● WHAT THE TASK ASKS:
Could every line of the data be printed exactly as it reads?

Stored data
★ ★ ★ ★

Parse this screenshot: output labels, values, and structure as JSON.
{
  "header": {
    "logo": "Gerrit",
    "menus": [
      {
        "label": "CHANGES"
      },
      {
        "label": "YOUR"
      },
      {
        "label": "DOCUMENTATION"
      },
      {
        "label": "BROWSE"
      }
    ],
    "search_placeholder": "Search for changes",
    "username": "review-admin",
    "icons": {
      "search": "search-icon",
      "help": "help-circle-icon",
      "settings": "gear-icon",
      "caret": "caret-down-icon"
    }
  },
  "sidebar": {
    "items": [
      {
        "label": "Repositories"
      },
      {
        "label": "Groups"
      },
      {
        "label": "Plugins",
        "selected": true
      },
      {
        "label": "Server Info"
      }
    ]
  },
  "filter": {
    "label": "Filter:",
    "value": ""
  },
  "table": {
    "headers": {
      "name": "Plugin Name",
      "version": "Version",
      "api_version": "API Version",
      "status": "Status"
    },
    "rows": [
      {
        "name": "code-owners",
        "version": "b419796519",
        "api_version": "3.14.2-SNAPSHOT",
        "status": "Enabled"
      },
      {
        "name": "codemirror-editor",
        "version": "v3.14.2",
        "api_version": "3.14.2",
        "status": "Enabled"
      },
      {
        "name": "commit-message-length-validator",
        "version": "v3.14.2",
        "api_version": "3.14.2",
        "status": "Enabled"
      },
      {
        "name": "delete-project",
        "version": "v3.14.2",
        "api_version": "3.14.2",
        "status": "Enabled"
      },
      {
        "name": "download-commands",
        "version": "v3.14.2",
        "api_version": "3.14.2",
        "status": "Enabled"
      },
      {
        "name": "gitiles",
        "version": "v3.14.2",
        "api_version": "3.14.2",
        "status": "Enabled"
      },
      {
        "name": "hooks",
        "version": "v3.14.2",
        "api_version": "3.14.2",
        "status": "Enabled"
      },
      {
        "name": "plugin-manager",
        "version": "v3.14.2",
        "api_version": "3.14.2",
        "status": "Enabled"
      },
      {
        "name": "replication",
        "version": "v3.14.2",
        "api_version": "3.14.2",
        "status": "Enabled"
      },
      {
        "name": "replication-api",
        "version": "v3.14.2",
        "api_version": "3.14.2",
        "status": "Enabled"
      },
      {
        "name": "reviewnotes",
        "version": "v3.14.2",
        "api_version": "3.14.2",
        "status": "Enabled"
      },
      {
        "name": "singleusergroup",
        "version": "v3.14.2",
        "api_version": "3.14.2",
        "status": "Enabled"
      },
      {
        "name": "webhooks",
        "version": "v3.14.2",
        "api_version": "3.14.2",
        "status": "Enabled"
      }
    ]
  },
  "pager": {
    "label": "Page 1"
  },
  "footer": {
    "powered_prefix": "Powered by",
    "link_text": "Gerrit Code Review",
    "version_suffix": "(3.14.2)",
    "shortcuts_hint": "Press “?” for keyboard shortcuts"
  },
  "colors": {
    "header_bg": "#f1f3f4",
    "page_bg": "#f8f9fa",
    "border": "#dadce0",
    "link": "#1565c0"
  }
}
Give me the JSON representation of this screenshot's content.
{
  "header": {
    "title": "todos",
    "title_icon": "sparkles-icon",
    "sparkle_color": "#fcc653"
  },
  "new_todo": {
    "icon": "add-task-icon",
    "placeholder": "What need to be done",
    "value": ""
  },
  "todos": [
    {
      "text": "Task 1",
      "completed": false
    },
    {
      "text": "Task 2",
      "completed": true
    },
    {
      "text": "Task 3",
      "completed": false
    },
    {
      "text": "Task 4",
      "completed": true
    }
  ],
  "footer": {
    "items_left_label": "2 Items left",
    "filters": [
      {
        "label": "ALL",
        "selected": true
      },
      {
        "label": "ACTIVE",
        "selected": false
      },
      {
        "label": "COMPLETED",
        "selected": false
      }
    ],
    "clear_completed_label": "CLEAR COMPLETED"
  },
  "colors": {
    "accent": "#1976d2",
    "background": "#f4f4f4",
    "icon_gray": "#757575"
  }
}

★ ★ ★ ★

● ANSWER TO THIS EXERCISE:
Parse this screenshot: output labels, values, and structure as JSON.
{
  "header": {
    "logo": "Gerrit",
    "menus": [
      {
        "label": "CHANGES"
      },
      {
        "label": "YOUR"
      },
      {
        "label": "DOCUMENTATION"
      },
      {
        "label": "BROWSE"
      }
    ],
    "search_placeholder": "Search for changes",
    "username": "review-admin",
    "icons": {
      "search": "search-icon",
      "help": "help-circle-icon",
      "settings": "gear-icon",
      "caret": "caret-down-icon"
    }
  },
  "sidebar": {
    "items": [
      {
        "label": "Repositories"
      },
      {
        "label": "Groups"
      },
      {
        "label": "Plugins",
        "selected": true
      },
      {
        "label": "Server Info"
      }
    ]
  },
  "filter": {
    "label": "Filter:",
    "value": ""
  },
  "table": {
    "headers": {
      "name": "Plugin Name",
      "version": "Version",
      "api_version": "API Version",
      "status": "Status"
    },
    "rows": [
      {
        "name": "code-owners",
        "version": "b419796519",
        "api_version": "3.14.2-SNAPSHOT",
        "status": "Enabled"
      },
      {
        "name": "codemirror-editor",
        "version": "v3.14.2",
        "api_version": "3.14.2",
        "status": "Enabled"
      },
      {
        "name": "commit-message-length-validator",
        "version": "v3.14.2",
        "api_version": "3.14.2",
        "status": "Enabled"
      },
      {
        "name": "delete-project",
        "version": "v3.14.2",
        "api_version": "3.14.2",
        "status": "Enabled"
      },
      {
        "name": "download-commands",
        "version": "v3.14.2",
        "api_version": "3.14.2",
        "status": "Enabled"
      },
      {
        "name": "gitiles",
        "version": "v3.14.2",
        "api_version": "3.14.2",
        "status": "Enabled"
      },
      {
        "name": "hooks",
        "version": "v3.14.2",
        "api_version": "3.14.2",
        "status": "Enabled"
      },
      {
        "name": "plugin-manager",
        "version": "v3.14.2",
        "api_version": "3.14.2",
        "status": "Enabled"
      },
      {
        "name": "replication",
        "version": "v3.14.2",
        "api_version": "3.14.2",
        "status": "Enabled"
      },
      {
        "name": "replication-api",
        "version": "v3.14.2",
        "api_version": "3.14.2",
        "status": "Enabled"
      },
      {
        "name": "reviewnotes",
        "version": "v3.14.2",
        "api_version": "3.14.2",
        "status": "Enabled"
      },
      {
        "name": "singleusergroup",
        "version": "v3.14.2",
        "api_version": "3.14.2",
        "status": "Enabled"
      },
      {
        "name": "webhooks",
        "version": "v3.14.2",
        "api_version": "3.14.2",
        "status": "Enabled"
      }
    ]
  },
  "pager": {
    "label": "Page 1"
  },
  "footer": {
    "powered_prefix": "Powered by",
    "link_text": "Gerrit Code Review",
    "version_suffix": "(3.14.2)",
    "shortcuts_hint": "Press “?” for keyboard shortcuts"
  },
  "colors": {
    "header_bg": "#f1f3f4",
    "page_bg": "#f8f9fa",
    "border": "#dadce0",
    "link": "#1565c0"
  }
}
Give me the JSON representation of this screenshot's content.
{
  "header": {
    "title": "todos",
    "title_icon": "sparkles-icon",
    "sparkle_color": "#fcc653"
  },
  "new_todo": {
    "icon": "add-task-icon",
    "placeholder": "What need to be done",
    "value": ""
  },
  "todos": [
    {
      "text": "Task 1",
      "completed": false
    },
    {
      "text": "Task 2",
      "completed": true
    },
    {
      "text": "Task 3",
      "completed": false
    },
    {
      "text": "Task 4",
      "completed": true
    }
  ],
  "footer": {
    "items_left_label": "2 Items left",
    "filters": [
      {
        "label": "ALL",
        "selected": true
      },
      {
        "label": "ACTIVE",
        "selected": false
      },
      {
        "label": "COMPLETED",
        "selected": false
      }
    ],
    "clear_completed_label": "CLEAR COMPLETED"
  },
  "colors": {
    "accent": "#1976d2",
    "background": "#f4f4f4",
    "icon_gray": "#757575"
  }
}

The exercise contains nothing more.